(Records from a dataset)
□ □ □ □ □

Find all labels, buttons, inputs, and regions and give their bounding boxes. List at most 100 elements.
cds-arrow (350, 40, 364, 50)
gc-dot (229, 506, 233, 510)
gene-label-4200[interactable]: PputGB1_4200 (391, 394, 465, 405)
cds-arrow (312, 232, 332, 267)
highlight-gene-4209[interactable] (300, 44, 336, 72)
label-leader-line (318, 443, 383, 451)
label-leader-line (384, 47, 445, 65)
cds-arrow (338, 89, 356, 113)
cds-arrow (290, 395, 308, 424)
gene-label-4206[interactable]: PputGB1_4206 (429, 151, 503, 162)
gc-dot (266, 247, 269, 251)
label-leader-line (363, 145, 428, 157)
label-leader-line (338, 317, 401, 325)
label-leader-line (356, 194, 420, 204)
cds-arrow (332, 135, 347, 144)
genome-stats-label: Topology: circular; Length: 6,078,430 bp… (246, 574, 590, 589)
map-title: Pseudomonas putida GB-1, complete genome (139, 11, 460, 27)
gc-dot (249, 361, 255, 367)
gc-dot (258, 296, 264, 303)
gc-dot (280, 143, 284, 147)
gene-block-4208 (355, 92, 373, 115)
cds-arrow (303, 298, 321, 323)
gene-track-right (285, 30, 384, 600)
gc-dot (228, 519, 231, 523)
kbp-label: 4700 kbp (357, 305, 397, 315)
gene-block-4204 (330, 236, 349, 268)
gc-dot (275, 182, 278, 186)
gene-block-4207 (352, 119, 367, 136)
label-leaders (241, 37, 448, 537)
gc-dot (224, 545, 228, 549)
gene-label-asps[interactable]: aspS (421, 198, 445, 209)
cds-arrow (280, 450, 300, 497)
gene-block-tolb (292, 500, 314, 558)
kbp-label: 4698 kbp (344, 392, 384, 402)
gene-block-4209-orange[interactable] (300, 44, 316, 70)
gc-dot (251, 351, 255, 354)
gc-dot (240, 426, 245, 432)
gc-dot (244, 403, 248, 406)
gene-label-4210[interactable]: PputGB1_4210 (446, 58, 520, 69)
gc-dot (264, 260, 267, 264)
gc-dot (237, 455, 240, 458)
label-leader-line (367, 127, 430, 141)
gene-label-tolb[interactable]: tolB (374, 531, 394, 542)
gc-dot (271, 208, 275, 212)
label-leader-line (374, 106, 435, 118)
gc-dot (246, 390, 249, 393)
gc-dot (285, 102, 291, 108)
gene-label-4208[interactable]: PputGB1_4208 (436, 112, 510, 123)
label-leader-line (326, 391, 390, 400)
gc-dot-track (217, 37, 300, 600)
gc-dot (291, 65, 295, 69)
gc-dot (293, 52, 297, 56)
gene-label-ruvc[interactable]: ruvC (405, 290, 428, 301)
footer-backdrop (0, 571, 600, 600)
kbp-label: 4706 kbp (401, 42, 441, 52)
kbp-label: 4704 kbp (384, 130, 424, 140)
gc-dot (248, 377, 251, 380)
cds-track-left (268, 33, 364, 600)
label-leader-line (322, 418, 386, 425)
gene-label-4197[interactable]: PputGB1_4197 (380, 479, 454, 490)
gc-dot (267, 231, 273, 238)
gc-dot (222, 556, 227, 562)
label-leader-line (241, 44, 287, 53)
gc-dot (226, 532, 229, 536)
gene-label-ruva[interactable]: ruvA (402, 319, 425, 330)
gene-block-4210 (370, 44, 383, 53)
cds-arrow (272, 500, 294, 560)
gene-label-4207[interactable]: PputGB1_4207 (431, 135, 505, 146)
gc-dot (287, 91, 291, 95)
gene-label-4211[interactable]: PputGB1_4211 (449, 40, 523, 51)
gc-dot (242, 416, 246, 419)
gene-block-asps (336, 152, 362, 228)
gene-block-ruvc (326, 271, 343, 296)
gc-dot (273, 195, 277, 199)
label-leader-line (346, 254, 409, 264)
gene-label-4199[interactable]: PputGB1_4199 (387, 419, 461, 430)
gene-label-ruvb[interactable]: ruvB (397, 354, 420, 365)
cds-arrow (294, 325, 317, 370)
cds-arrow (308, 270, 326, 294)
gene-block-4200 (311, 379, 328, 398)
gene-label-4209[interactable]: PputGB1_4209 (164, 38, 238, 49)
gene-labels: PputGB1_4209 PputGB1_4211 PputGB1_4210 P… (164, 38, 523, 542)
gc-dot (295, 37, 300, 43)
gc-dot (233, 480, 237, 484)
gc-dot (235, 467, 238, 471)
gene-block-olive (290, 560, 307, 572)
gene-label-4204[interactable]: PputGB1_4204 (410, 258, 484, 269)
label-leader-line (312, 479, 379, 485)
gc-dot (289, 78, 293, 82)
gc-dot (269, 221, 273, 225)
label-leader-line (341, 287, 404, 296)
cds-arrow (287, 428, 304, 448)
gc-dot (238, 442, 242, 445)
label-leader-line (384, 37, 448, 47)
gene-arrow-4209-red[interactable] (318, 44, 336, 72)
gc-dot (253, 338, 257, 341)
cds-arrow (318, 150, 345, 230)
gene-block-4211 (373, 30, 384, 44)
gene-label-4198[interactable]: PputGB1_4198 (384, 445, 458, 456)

□ □ □ □ □

| WORK TO COMPLETE |
Give the records above again, word for word.

| RESULT |
Find all labels, buttons, inputs, and regions and give their bounding boxes. List at most 100 elements.
cds-arrow (350, 40, 364, 50)
gc-dot (229, 506, 233, 510)
gene-label-4200[interactable]: PputGB1_4200 (391, 394, 465, 405)
cds-arrow (312, 232, 332, 267)
highlight-gene-4209[interactable] (300, 44, 336, 72)
label-leader-line (318, 443, 383, 451)
label-leader-line (384, 47, 445, 65)
cds-arrow (338, 89, 356, 113)
cds-arrow (290, 395, 308, 424)
gene-label-4206[interactable]: PputGB1_4206 (429, 151, 503, 162)
gc-dot (266, 247, 269, 251)
label-leader-line (363, 145, 428, 157)
label-leader-line (338, 317, 401, 325)
label-leader-line (356, 194, 420, 204)
cds-arrow (332, 135, 347, 144)
genome-stats-label: Topology: circular; Length: 6,078,430 bp… (246, 574, 590, 589)
map-title: Pseudomonas putida GB-1, complete genome (139, 11, 460, 27)
gc-dot (249, 361, 255, 367)
gc-dot (258, 296, 264, 303)
gc-dot (280, 143, 284, 147)
gene-block-4208 (355, 92, 373, 115)
cds-arrow (303, 298, 321, 323)
gene-track-right (285, 30, 384, 600)
gc-dot (228, 519, 231, 523)
kbp-label: 4700 kbp (357, 305, 397, 315)
gene-block-4204 (330, 236, 349, 268)
gc-dot (275, 182, 278, 186)
gene-block-4207 (352, 119, 367, 136)
label-leaders (241, 37, 448, 537)
gc-dot (224, 545, 228, 549)
gene-label-asps[interactable]: aspS (421, 198, 445, 209)
cds-arrow (280, 450, 300, 497)
gene-block-tolb (292, 500, 314, 558)
kbp-label: 4698 kbp (344, 392, 384, 402)
gene-block-4209-orange[interactable] (300, 44, 316, 70)
gc-dot (251, 351, 255, 354)
gc-dot (240, 426, 245, 432)
gc-dot (244, 403, 248, 406)
gene-label-4210[interactable]: PputGB1_4210 (446, 58, 520, 69)
gc-dot (264, 260, 267, 264)
gc-dot (237, 455, 240, 458)
label-leader-line (367, 127, 430, 141)
gene-label-tolb[interactable]: tolB (374, 531, 394, 542)
gc-dot (271, 208, 275, 212)
label-leader-line (374, 106, 435, 118)
gc-dot (246, 390, 249, 393)
gc-dot (285, 102, 291, 108)
gene-label-4208[interactable]: PputGB1_4208 (436, 112, 510, 123)
label-leader-line (326, 391, 390, 400)
gc-dot-track (217, 37, 300, 600)
gc-dot (291, 65, 295, 69)
gc-dot (293, 52, 297, 56)
gene-label-ruvc[interactable]: ruvC (405, 290, 428, 301)
footer-backdrop (0, 571, 600, 600)
kbp-label: 4706 kbp (401, 42, 441, 52)
kbp-label: 4704 kbp (384, 130, 424, 140)
gc-dot (248, 377, 251, 380)
cds-track-left (268, 33, 364, 600)
label-leader-line (322, 418, 386, 425)
gene-label-4197[interactable]: PputGB1_4197 (380, 479, 454, 490)
gc-dot (267, 231, 273, 238)
gc-dot (222, 556, 227, 562)
label-leader-line (241, 44, 287, 53)
gc-dot (226, 532, 229, 536)
gene-label-ruva[interactable]: ruvA (402, 319, 425, 330)
gene-block-4210 (370, 44, 383, 53)
cds-arrow (272, 500, 294, 560)
gene-label-4207[interactable]: PputGB1_4207 (431, 135, 505, 146)
gc-dot (287, 91, 291, 95)
gene-label-4211[interactable]: PputGB1_4211 (449, 40, 523, 51)
gc-dot (242, 416, 246, 419)
gene-block-asps (336, 152, 362, 228)
gene-block-ruvc (326, 271, 343, 296)
gc-dot (273, 195, 277, 199)
label-leader-line (346, 254, 409, 264)
gene-label-4199[interactable]: PputGB1_4199 (387, 419, 461, 430)
gene-label-ruvb[interactable]: ruvB (397, 354, 420, 365)
cds-arrow (294, 325, 317, 370)
cds-arrow (308, 270, 326, 294)
gene-block-4200 (311, 379, 328, 398)
gene-label-4209[interactable]: PputGB1_4209 (164, 38, 238, 49)
gene-labels: PputGB1_4209 PputGB1_4211 PputGB1_4210 P… (164, 38, 523, 542)
gc-dot (295, 37, 300, 43)
gc-dot (233, 480, 237, 484)
gc-dot (235, 467, 238, 471)
gene-block-olive (290, 560, 307, 572)
gene-label-4204[interactable]: PputGB1_4204 (410, 258, 484, 269)
label-leader-line (312, 479, 379, 485)
gc-dot (289, 78, 293, 82)
gc-dot (269, 221, 273, 225)
label-leader-line (341, 287, 404, 296)
cds-arrow (287, 428, 304, 448)
gc-dot (238, 442, 242, 445)
label-leader-line (384, 37, 448, 47)
gene-arrow-4209-red[interactable] (318, 44, 336, 72)
gc-dot (253, 338, 257, 341)
cds-arrow (318, 150, 345, 230)
gene-block-4211 (373, 30, 384, 44)
gene-label-4198[interactable]: PputGB1_4198 (384, 445, 458, 456)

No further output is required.